Problem to solve: Find the string "принципа" and gather every line that holds it.

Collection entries
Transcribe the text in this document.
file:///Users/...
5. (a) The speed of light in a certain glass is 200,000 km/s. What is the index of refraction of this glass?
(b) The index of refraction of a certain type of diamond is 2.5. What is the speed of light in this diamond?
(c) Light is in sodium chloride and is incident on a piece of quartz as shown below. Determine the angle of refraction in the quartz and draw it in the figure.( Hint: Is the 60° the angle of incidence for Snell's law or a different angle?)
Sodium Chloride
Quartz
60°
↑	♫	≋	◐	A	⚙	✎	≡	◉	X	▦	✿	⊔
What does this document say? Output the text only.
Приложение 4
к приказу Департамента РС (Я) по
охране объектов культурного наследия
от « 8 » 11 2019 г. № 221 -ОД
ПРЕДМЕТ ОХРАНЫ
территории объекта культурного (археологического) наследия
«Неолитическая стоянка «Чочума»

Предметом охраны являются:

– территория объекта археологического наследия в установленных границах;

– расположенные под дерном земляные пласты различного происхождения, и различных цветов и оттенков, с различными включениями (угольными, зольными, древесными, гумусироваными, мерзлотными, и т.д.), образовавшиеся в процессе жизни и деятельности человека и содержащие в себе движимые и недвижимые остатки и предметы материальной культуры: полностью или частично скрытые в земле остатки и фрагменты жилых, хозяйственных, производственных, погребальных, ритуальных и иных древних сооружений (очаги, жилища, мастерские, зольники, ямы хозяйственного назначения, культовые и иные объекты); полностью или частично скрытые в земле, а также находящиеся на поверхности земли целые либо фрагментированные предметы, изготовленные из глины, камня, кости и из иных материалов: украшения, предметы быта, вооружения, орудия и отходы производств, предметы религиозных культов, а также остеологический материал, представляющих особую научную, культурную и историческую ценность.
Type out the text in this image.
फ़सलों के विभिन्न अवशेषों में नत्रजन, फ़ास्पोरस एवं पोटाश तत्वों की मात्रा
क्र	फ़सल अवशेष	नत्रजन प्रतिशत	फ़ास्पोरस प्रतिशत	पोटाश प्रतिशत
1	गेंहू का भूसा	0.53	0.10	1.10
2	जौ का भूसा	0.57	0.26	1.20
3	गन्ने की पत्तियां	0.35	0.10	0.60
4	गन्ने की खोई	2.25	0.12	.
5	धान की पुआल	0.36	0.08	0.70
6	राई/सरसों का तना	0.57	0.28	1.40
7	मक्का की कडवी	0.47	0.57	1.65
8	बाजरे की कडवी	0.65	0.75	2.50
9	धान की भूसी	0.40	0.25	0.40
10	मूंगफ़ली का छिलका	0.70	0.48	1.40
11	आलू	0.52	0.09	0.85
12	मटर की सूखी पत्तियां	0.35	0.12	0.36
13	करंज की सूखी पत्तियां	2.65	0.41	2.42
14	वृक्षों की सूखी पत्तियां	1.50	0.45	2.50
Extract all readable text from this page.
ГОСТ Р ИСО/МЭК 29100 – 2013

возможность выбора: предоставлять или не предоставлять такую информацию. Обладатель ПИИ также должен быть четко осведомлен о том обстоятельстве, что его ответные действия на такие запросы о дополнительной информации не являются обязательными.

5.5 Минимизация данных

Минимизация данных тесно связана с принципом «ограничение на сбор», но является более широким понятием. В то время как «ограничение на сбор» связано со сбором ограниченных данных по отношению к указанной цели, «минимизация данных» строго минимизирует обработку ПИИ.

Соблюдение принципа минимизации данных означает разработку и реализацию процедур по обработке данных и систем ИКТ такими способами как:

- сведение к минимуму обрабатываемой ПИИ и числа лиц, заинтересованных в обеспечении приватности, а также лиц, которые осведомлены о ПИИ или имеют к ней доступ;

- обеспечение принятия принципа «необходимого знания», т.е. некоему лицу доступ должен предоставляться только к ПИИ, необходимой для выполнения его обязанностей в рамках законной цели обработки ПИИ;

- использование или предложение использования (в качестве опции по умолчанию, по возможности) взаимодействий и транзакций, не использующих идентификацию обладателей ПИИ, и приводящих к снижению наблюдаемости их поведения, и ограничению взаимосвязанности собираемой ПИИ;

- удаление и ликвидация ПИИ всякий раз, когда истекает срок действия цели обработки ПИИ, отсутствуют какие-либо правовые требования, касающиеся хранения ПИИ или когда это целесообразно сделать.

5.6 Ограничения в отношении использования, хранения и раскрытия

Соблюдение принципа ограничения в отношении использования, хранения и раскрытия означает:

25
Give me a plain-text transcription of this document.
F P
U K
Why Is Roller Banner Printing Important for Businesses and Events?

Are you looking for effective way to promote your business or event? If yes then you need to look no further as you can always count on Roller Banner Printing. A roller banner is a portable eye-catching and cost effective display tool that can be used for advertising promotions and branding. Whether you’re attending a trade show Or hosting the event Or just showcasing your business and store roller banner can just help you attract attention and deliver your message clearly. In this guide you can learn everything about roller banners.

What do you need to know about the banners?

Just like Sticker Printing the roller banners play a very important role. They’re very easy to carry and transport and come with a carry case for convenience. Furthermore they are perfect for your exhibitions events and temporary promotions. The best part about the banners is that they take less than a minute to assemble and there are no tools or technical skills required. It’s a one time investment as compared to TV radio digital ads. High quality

Written response:
Соблюдение принципа минимизации данных означает разработку и реализацию процедур по обработке данных и систем ИКТ такими способами как:
- обеспечение принятия принципа «необходимого знания», т.е. некоему лицу доступ должен предоставляться только к ПИИ, необходимой для выполнения его обязанностей в рамках законной цели обработки ПИИ;
Соблюдение принципа ограничения в отношении использования, хранения и раскрытия означает:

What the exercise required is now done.